RECORDS TO PROCESS
────────────────────
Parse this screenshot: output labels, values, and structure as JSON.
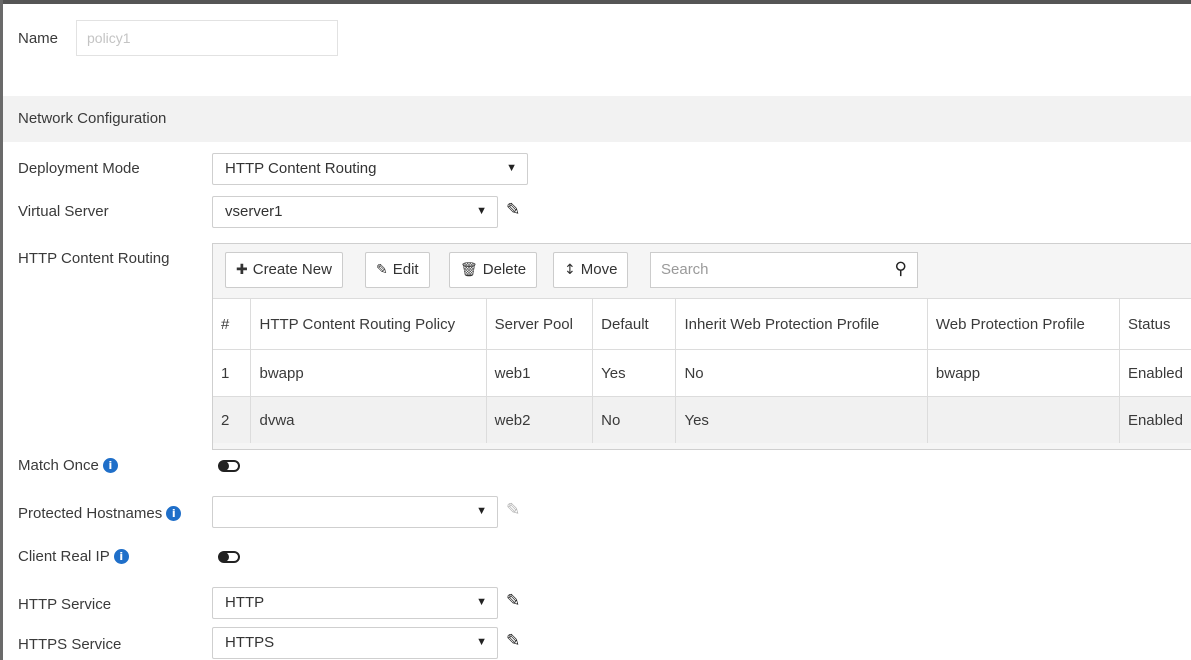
{
  "name": {
    "label": "Name",
    "value": "policy1"
  },
  "network_configuration": {
    "title": "Network Configuration"
  },
  "deployment_mode": {
    "label": "Deployment Mode",
    "value": "HTTP Content Routing"
  },
  "virtual_server": {
    "label": "Virtual Server",
    "value": "vserver1"
  },
  "http_content_routing": {
    "label": "HTTP Content Routing",
    "toolbar": {
      "create_new": "Create New",
      "edit": "Edit",
      "delete": "Delete",
      "move": "Move",
      "search_placeholder": "Search"
    },
    "columns": [
      "#",
      "HTTP Content Routing Policy",
      "Server Pool",
      "Default",
      "Inherit Web Protection Profile",
      "Web Protection Profile",
      "Status"
    ],
    "rows": [
      {
        "num": "1",
        "policy": "bwapp",
        "server_pool": "web1",
        "default": "Yes",
        "inherit": "No",
        "wpp": "bwapp",
        "status": "Enabled"
      },
      {
        "num": "2",
        "policy": "dvwa",
        "server_pool": "web2",
        "default": "No",
        "inherit": "Yes",
        "wpp": "",
        "status": "Enabled"
      }
    ]
  },
  "match_once": {
    "label": "Match Once",
    "enabled": false
  },
  "protected_hostnames": {
    "label": "Protected Hostnames",
    "value": ""
  },
  "client_real_ip": {
    "label": "Client Real IP",
    "enabled": false
  },
  "http_service": {
    "label": "HTTP Service",
    "value": "HTTP"
  },
  "https_service": {
    "label": "HTTPS Service",
    "value": "HTTPS"
  },
  "colors": {
    "info_icon": "#1f6fc9",
    "section_bg": "#f2f2f2",
    "panel_bg": "#f5f5f5"
  },
  "icons": [
    "plus-icon",
    "pencil-icon",
    "trash-icon",
    "move-icon",
    "search-icon",
    "info-icon",
    "caret-down-icon",
    "toggle-icon"
  ]
}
────────────────────
EXERCISE AIM
Skip the pictures and print each record exactly as it stands.

COMPLETED TASK
Parse this screenshot: output labels, values, and structure as JSON.
{
  "name": {
    "label": "Name",
    "value": "policy1"
  },
  "network_configuration": {
    "title": "Network Configuration"
  },
  "deployment_mode": {
    "label": "Deployment Mode",
    "value": "HTTP Content Routing"
  },
  "virtual_server": {
    "label": "Virtual Server",
    "value": "vserver1"
  },
  "http_content_routing": {
    "label": "HTTP Content Routing",
    "toolbar": {
      "create_new": "Create New",
      "edit": "Edit",
      "delete": "Delete",
      "move": "Move",
      "search_placeholder": "Search"
    },
    "columns": [
      "#",
      "HTTP Content Routing Policy",
      "Server Pool",
      "Default",
      "Inherit Web Protection Profile",
      "Web Protection Profile",
      "Status"
    ],
    "rows": [
      {
        "num": "1",
        "policy": "bwapp",
        "server_pool": "web1",
        "default": "Yes",
        "inherit": "No",
        "wpp": "bwapp",
        "status": "Enabled"
      },
      {
        "num": "2",
        "policy": "dvwa",
        "server_pool": "web2",
        "default": "No",
        "inherit": "Yes",
        "wpp": "",
        "status": "Enabled"
      }
    ]
  },
  "match_once": {
    "label": "Match Once",
    "enabled": false
  },
  "protected_hostnames": {
    "label": "Protected Hostnames",
    "value": ""
  },
  "client_real_ip": {
    "label": "Client Real IP",
    "enabled": false
  },
  "http_service": {
    "label": "HTTP Service",
    "value": "HTTP"
  },
  "https_service": {
    "label": "HTTPS Service",
    "value": "HTTPS"
  },
  "colors": {
    "info_icon": "#1f6fc9",
    "section_bg": "#f2f2f2",
    "panel_bg": "#f5f5f5"
  },
  "icons": [
    "plus-icon",
    "pencil-icon",
    "trash-icon",
    "move-icon",
    "search-icon",
    "info-icon",
    "caret-down-icon",
    "toggle-icon"
  ]
}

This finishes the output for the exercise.